Instruction: Return the data exactly, with all pictures removed.

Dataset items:
━━━━━━━━━━

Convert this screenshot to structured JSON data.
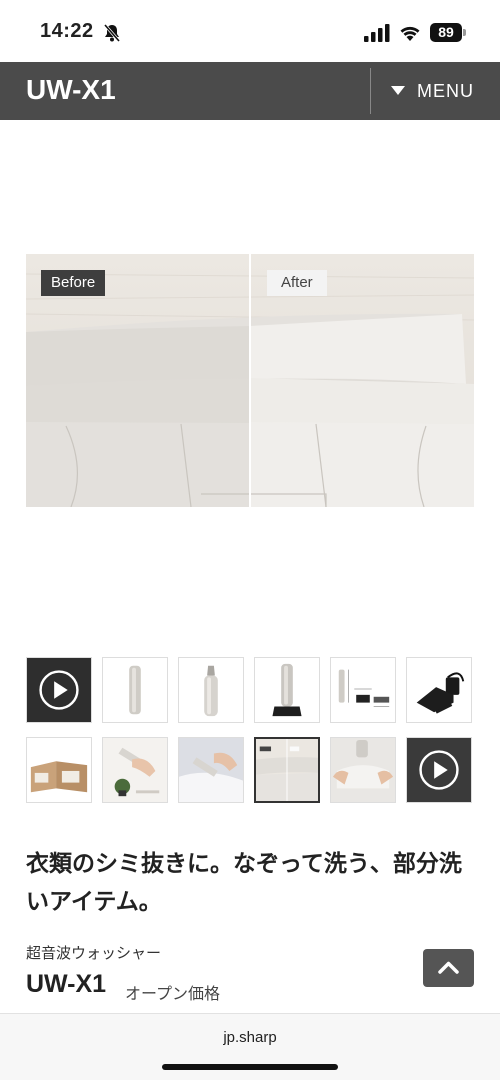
{
  "status_bar": {
    "time": "14:22",
    "battery": "89",
    "icons": [
      "bell-muted-icon",
      "signal-icon",
      "wifi-icon",
      "battery-icon"
    ]
  },
  "header": {
    "logo": "UW-X1",
    "menu_label": "MENU",
    "colors": {
      "background": "#4b4b4b",
      "text": "#ffffff"
    }
  },
  "hero": {
    "before_label": "Before",
    "after_label": "After"
  },
  "thumbnails": [
    {
      "name": "video-thumbnail",
      "icon": "play-icon",
      "selected": false
    },
    {
      "name": "product-front-thumbnail",
      "selected": false
    },
    {
      "name": "product-angle-thumbnail",
      "selected": false
    },
    {
      "name": "product-stand-thumbnail",
      "selected": false
    },
    {
      "name": "dimensions-thumbnail",
      "selected": false
    },
    {
      "name": "charger-thumbnail",
      "selected": false
    },
    {
      "name": "package-thumbnail",
      "selected": false
    },
    {
      "name": "usage-hand-thumbnail",
      "selected": false
    },
    {
      "name": "usage-shirt-thumbnail",
      "selected": false
    },
    {
      "name": "before-after-thumbnail",
      "selected": true
    },
    {
      "name": "cleaning-demo-thumbnail",
      "selected": false
    },
    {
      "name": "video-thumbnail-2",
      "icon": "play-icon",
      "selected": false
    }
  ],
  "product": {
    "headline": "衣類のシミ抜きに。なぞって洗う、部分洗いアイテム。",
    "category": "超音波ウォッシャー",
    "model": "UW-X1",
    "price": "オープン価格"
  },
  "browser": {
    "url": "jp.sharp"
  }
}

━━━━━━━━━━

Finished exercise:
Convert this screenshot to structured JSON data.
{
  "status_bar": {
    "time": "14:22",
    "battery": "89",
    "icons": [
      "bell-muted-icon",
      "signal-icon",
      "wifi-icon",
      "battery-icon"
    ]
  },
  "header": {
    "logo": "UW-X1",
    "menu_label": "MENU",
    "colors": {
      "background": "#4b4b4b",
      "text": "#ffffff"
    }
  },
  "hero": {
    "before_label": "Before",
    "after_label": "After"
  },
  "thumbnails": [
    {
      "name": "video-thumbnail",
      "icon": "play-icon",
      "selected": false
    },
    {
      "name": "product-front-thumbnail",
      "selected": false
    },
    {
      "name": "product-angle-thumbnail",
      "selected": false
    },
    {
      "name": "product-stand-thumbnail",
      "selected": false
    },
    {
      "name": "dimensions-thumbnail",
      "selected": false
    },
    {
      "name": "charger-thumbnail",
      "selected": false
    },
    {
      "name": "package-thumbnail",
      "selected": false
    },
    {
      "name": "usage-hand-thumbnail",
      "selected": false
    },
    {
      "name": "usage-shirt-thumbnail",
      "selected": false
    },
    {
      "name": "before-after-thumbnail",
      "selected": true
    },
    {
      "name": "cleaning-demo-thumbnail",
      "selected": false
    },
    {
      "name": "video-thumbnail-2",
      "icon": "play-icon",
      "selected": false
    }
  ],
  "product": {
    "headline": "衣類のシミ抜きに。なぞって洗う、部分洗いアイテム。",
    "category": "超音波ウォッシャー",
    "model": "UW-X1",
    "price": "オープン価格"
  },
  "browser": {
    "url": "jp.sharp"
  }
}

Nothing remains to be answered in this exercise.